* EXCERPT PROVIDED
## BEGIN
There are abundant examples of synergistic phenomena that exist in both natural and social fields. Synergy means that all factors of a complicated system work together to dissect, transfer, affect, and deliver information to reach unity, and this has complementary effects, scale effects, and amplification effects. This type of interaction makes a systematic function larger than the simple sum of the individual factors or any sub-systems; this gives a result of one plus one that is greater than two. Synergy is the premise and key basis of system development and evolution, which advances the system from balanced to imbalanced to balanced, and from organized to disorganized to organized, reaching the overall development goal.

The green development system considers the consumption of resources and ecosystems as internal factors for reviewing economic development. It includes the economy, resources, the environment, government, enterprises, the public, individuals, and others. They restrain and transform each other, and they dynamically optimize to drive the evolution of green development. In this study, the green development system is divided into two parts: a power system and a constraint system. High-quality development is guided by a power system, and the quality of resources and the environment are driven by the high-quality development of the entire society. Green development can be realized by guiding the high-quality development of an entire society. Resource and environmental forcing are constraint systems, and by setting strict targets for resource consumption and pollution discharge, the economic development is forced to transform. Green development can be realized by implementing restrictions on resource consumption and pollution discharge since these two systems cooperate and interact with each other to form a logical kernel.
## END
* REQUIRED TASKS
- a) Using the passage on synergy and green development, answer each question below:
(i) What three kinds of effects does synergy have?
(ii) Into which two parts does the study divide the green development system?
(iii) What does the passage identify as constraint systems?
- b) Can you carry on the passage on synergy and green development, starting after its final sentence?

* Dataset excerpt
## BEGIN
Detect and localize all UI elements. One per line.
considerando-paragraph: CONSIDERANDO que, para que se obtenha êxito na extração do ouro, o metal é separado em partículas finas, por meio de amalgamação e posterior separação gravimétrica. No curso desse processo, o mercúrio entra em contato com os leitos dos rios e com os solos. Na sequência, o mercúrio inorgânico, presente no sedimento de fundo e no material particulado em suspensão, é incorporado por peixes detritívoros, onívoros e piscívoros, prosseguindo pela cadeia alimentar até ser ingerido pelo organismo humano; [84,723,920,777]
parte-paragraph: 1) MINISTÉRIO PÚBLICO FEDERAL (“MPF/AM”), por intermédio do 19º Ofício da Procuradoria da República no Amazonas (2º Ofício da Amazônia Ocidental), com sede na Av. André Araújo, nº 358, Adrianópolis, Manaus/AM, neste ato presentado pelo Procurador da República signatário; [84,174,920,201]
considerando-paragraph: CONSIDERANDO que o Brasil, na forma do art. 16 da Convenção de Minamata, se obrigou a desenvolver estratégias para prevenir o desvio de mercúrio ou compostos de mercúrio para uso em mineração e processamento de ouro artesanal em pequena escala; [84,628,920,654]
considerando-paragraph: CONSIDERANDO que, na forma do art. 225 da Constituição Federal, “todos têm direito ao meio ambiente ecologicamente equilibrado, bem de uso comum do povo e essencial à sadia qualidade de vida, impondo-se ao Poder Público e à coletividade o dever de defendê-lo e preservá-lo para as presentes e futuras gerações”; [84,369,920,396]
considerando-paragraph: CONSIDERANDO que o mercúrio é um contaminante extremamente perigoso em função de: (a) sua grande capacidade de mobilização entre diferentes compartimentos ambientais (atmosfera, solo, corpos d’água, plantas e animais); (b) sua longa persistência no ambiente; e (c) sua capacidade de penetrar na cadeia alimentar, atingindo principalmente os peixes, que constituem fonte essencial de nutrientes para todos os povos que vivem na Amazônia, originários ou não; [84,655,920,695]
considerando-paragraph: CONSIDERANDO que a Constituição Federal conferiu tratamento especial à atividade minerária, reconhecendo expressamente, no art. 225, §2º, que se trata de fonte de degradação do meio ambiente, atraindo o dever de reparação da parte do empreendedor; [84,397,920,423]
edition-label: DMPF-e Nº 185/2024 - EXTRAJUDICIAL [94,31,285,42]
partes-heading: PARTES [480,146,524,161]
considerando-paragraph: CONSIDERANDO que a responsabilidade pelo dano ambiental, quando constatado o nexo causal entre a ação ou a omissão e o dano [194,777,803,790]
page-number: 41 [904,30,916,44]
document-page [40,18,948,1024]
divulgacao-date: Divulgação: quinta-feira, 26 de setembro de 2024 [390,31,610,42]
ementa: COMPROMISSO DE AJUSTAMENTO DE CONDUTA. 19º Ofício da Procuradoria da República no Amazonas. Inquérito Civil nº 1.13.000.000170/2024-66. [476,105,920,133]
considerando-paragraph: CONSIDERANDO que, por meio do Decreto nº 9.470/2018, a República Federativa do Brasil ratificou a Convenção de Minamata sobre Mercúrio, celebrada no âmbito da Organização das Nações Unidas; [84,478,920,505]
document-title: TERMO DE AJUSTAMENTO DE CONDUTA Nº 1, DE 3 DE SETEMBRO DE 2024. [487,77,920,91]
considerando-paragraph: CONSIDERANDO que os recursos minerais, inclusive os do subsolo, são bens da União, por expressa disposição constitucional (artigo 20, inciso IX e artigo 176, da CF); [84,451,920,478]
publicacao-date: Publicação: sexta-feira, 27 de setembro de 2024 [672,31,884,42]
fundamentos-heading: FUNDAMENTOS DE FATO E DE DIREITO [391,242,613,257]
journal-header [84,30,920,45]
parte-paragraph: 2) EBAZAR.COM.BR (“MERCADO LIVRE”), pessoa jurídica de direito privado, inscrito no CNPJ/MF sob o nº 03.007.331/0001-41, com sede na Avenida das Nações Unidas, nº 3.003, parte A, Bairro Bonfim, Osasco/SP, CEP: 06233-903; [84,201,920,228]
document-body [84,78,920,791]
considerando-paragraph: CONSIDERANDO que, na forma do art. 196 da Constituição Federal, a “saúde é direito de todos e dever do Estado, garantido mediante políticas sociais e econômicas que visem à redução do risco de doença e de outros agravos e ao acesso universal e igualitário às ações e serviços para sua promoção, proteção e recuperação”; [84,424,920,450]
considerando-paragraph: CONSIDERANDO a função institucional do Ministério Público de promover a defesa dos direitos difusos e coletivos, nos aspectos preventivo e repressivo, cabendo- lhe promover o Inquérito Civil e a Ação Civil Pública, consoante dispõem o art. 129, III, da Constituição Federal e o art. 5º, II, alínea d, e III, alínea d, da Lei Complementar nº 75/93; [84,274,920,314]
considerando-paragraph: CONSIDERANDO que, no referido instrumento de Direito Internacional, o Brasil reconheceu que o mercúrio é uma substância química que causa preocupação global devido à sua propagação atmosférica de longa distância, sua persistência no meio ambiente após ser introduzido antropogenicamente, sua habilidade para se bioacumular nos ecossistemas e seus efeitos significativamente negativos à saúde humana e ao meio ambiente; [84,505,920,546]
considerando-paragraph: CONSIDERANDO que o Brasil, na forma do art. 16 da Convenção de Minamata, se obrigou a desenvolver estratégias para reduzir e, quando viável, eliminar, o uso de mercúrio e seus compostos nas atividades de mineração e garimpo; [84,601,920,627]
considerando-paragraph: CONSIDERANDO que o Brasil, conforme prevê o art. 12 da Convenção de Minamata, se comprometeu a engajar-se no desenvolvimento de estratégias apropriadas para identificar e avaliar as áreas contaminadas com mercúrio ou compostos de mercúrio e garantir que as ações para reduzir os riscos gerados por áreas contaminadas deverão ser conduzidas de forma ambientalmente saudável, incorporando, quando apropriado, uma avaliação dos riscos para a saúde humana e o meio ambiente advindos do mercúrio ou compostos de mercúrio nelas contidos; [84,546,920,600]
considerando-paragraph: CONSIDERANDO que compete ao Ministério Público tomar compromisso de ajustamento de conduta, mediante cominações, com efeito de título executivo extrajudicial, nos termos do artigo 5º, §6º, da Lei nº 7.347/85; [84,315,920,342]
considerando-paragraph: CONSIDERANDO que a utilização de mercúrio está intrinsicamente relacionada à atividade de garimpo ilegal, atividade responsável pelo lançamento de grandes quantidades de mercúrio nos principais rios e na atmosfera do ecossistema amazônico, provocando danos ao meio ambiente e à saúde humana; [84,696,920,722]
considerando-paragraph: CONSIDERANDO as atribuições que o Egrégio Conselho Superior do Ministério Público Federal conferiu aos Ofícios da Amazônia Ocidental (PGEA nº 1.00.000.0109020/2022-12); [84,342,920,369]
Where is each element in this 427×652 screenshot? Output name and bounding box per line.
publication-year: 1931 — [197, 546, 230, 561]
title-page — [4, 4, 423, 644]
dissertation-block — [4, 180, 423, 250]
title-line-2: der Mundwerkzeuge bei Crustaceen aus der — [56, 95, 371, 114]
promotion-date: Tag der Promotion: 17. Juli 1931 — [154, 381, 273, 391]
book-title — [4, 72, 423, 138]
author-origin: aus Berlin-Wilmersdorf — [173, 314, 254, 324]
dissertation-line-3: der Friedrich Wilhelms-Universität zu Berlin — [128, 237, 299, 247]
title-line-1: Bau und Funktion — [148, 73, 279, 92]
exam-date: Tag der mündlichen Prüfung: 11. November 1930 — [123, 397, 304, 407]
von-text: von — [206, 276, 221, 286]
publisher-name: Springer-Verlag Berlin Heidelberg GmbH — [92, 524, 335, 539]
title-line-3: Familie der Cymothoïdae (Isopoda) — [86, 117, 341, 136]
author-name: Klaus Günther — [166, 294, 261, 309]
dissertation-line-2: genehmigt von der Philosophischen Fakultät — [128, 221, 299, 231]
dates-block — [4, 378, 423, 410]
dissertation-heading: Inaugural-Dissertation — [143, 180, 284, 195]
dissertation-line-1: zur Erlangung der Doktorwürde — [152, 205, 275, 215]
## END
* ANSWERS PROVIDED
- a)
(i) Complementary effects, scale effects, and amplification effects.
(ii) A power system and a constraint system.
(iii) Resource and environmental forcing.

- b)
Dissipative structures are the foundation and premise for synergistic development. Dissipative theory proposes that there are four necessary conditions for a system to transform from a disordered state to dissipative structure. They are open, imbalanced, and non-linear effects of internal factors and fluctuation factors, and green development meets these requirements.

Openness of the system. Green developmental systems are open systems, which means that external information and energy can directly impact the sustainability of power and system constraints (high-quality developmental guiding and resources- and environmental-forcing). High-quality is a comparative concept because many external factors can impact and constrain its evaluation criterion. Undergoing more frequent exchanges and interactions can generate different modes and new policy tools, as well as new programming methods. Environmental-and resource-forcing is more related to external factors. The targets of energy consumption and environmental protection can be affected by different political and economic times. The methods, content, and standards of power of a constrained system can be continually improved according to different external environments to allow it to evolve to its optimum state.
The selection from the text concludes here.